◆ Exercise description: Quote the whole listing verbatim.

Start Data extract

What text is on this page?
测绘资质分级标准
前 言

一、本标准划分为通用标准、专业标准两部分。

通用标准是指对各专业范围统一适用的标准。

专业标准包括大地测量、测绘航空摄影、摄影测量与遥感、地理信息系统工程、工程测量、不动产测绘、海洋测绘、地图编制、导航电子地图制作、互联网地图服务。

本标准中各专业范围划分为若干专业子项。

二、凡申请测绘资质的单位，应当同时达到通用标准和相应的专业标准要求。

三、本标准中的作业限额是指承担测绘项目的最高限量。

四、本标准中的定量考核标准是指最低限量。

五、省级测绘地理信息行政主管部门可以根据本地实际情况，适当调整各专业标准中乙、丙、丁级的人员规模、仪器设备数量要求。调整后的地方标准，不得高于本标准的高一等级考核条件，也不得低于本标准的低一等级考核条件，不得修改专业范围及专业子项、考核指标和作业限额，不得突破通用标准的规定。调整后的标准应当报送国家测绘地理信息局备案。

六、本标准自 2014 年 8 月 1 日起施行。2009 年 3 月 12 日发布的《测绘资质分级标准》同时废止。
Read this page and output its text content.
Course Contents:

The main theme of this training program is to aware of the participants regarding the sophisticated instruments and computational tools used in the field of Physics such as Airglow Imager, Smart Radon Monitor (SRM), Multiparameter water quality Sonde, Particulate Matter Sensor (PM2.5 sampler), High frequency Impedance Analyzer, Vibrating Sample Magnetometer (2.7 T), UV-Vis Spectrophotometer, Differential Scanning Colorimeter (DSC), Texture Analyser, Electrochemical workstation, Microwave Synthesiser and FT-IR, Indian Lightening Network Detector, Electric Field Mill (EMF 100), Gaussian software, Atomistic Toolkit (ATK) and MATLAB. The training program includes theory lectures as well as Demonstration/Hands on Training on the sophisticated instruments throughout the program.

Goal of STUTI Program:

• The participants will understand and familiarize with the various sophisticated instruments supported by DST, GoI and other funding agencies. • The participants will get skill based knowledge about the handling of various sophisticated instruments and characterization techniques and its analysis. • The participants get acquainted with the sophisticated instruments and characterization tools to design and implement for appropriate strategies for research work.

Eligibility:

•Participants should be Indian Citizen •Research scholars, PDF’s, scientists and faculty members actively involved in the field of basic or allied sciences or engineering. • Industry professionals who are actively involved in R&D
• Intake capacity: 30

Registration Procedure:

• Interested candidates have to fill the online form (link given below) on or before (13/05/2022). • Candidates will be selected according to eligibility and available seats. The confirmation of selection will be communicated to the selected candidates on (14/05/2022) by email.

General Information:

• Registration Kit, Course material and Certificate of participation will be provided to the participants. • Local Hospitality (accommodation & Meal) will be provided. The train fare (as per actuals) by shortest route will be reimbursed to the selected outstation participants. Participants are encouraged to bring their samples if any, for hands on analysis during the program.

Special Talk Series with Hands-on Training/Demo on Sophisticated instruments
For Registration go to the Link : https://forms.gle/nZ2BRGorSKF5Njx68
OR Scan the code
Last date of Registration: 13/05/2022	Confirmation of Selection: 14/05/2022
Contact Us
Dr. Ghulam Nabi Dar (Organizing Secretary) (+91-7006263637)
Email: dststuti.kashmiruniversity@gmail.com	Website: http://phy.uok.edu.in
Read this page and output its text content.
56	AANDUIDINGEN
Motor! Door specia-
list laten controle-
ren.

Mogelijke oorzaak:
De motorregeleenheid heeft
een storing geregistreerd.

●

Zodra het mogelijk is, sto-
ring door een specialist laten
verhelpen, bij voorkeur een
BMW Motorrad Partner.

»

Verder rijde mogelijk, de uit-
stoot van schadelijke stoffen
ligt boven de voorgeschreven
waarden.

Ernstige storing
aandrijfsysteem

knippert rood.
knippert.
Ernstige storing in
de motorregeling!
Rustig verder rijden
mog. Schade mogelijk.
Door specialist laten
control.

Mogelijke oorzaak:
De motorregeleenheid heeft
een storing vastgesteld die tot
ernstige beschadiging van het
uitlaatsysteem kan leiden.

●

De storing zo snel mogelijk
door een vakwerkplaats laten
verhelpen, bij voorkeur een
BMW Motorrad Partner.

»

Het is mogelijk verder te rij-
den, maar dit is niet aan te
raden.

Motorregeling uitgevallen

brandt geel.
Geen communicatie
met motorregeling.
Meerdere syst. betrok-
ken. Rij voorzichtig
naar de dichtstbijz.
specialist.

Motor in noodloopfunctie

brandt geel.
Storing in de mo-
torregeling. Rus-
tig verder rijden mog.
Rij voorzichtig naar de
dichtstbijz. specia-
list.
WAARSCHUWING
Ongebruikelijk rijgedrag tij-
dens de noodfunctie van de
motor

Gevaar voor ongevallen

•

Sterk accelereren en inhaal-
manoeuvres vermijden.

End Data extract

◆ Expected output:
What text is on this page?
测绘资质分级标准
前 言

一、本标准划分为通用标准、专业标准两部分。

通用标准是指对各专业范围统一适用的标准。

专业标准包括大地测量、测绘航空摄影、摄影测量与遥感、地理信息系统工程、工程测量、不动产测绘、海洋测绘、地图编制、导航电子地图制作、互联网地图服务。

本标准中各专业范围划分为若干专业子项。

二、凡申请测绘资质的单位，应当同时达到通用标准和相应的专业标准要求。

三、本标准中的作业限额是指承担测绘项目的最高限量。

四、本标准中的定量考核标准是指最低限量。

五、省级测绘地理信息行政主管部门可以根据本地实际情况，适当调整各专业标准中乙、丙、丁级的人员规模、仪器设备数量要求。调整后的地方标准，不得高于本标准的高一等级考核条件，也不得低于本标准的低一等级考核条件，不得修改专业范围及专业子项、考核指标和作业限额，不得突破通用标准的规定。调整后的标准应当报送国家测绘地理信息局备案。

六、本标准自 2014 年 8 月 1 日起施行。2009 年 3 月 12 日发布的《测绘资质分级标准》同时废止。
Read this page and output its text content.
Course Contents:

The main theme of this training program is to aware of the participants regarding the sophisticated instruments and computational tools used in the field of Physics such as Airglow Imager, Smart Radon Monitor (SRM), Multiparameter water quality Sonde, Particulate Matter Sensor (PM2.5 sampler), High frequency Impedance Analyzer, Vibrating Sample Magnetometer (2.7 T), UV-Vis Spectrophotometer, Differential Scanning Colorimeter (DSC), Texture Analyser, Electrochemical workstation, Microwave Synthesiser and FT-IR, Indian Lightening Network Detector, Electric Field Mill (EMF 100), Gaussian software, Atomistic Toolkit (ATK) and MATLAB. The training program includes theory lectures as well as Demonstration/Hands on Training on the sophisticated instruments throughout the program.

Goal of STUTI Program:

• The participants will understand and familiarize with the various sophisticated instruments supported by DST, GoI and other funding agencies. • The participants will get skill based knowledge about the handling of various sophisticated instruments and characterization techniques and its analysis. • The participants get acquainted with the sophisticated instruments and characterization tools to design and implement for appropriate strategies for research work.

Eligibility:

•Participants should be Indian Citizen •Research scholars, PDF’s, scientists and faculty members actively involved in the field of basic or allied sciences or engineering. • Industry professionals who are actively involved in R&D
• Intake capacity: 30

Registration Procedure:

• Interested candidates have to fill the online form (link given below) on or before (13/05/2022). • Candidates will be selected according to eligibility and available seats. The confirmation of selection will be communicated to the selected candidates on (14/05/2022) by email.

General Information:

• Registration Kit, Course material and Certificate of participation will be provided to the participants. • Local Hospitality (accommodation & Meal) will be provided. The train fare (as per actuals) by shortest route will be reimbursed to the selected outstation participants. Participants are encouraged to bring their samples if any, for hands on analysis during the program.

Special Talk Series with Hands-on Training/Demo on Sophisticated instruments
For Registration go to the Link : https://forms.gle/nZ2BRGorSKF5Njx68
OR Scan the code
Last date of Registration: 13/05/2022	Confirmation of Selection: 14/05/2022
Contact Us
Dr. Ghulam Nabi Dar (Organizing Secretary) (+91-7006263637)
Email: dststuti.kashmiruniversity@gmail.com	Website: http://phy.uok.edu.in
Read this page and output its text content.
56	AANDUIDINGEN
Motor! Door specia-
list laten controle-
ren.

Mogelijke oorzaak:
De motorregeleenheid heeft
een storing geregistreerd.

●

Zodra het mogelijk is, sto-
ring door een specialist laten
verhelpen, bij voorkeur een
BMW Motorrad Partner.

»

Verder rijde mogelijk, de uit-
stoot van schadelijke stoffen
ligt boven de voorgeschreven
waarden.

Ernstige storing
aandrijfsysteem

knippert rood.
knippert.
Ernstige storing in
de motorregeling!
Rustig verder rijden
mog. Schade mogelijk.
Door specialist laten
control.

Mogelijke oorzaak:
De motorregeleenheid heeft
een storing vastgesteld die tot
ernstige beschadiging van het
uitlaatsysteem kan leiden.

●

De storing zo snel mogelijk
door een vakwerkplaats laten
verhelpen, bij voorkeur een
BMW Motorrad Partner.

»

Het is mogelijk verder te rij-
den, maar dit is niet aan te
raden.

Motorregeling uitgevallen

brandt geel.
Geen communicatie
met motorregeling.
Meerdere syst. betrok-
ken. Rij voorzichtig
naar de dichtstbijz.
specialist.

Motor in noodloopfunctie

brandt geel.
Storing in de mo-
torregeling. Rus-
tig verder rijden mog.
Rij voorzichtig naar de
dichtstbijz. specia-
list.
WAARSCHUWING
Ongebruikelijk rijgedrag tij-
dens de noodfunctie van de
motor

Gevaar voor ongevallen

•

Sterk accelereren en inhaal-
manoeuvres vermijden.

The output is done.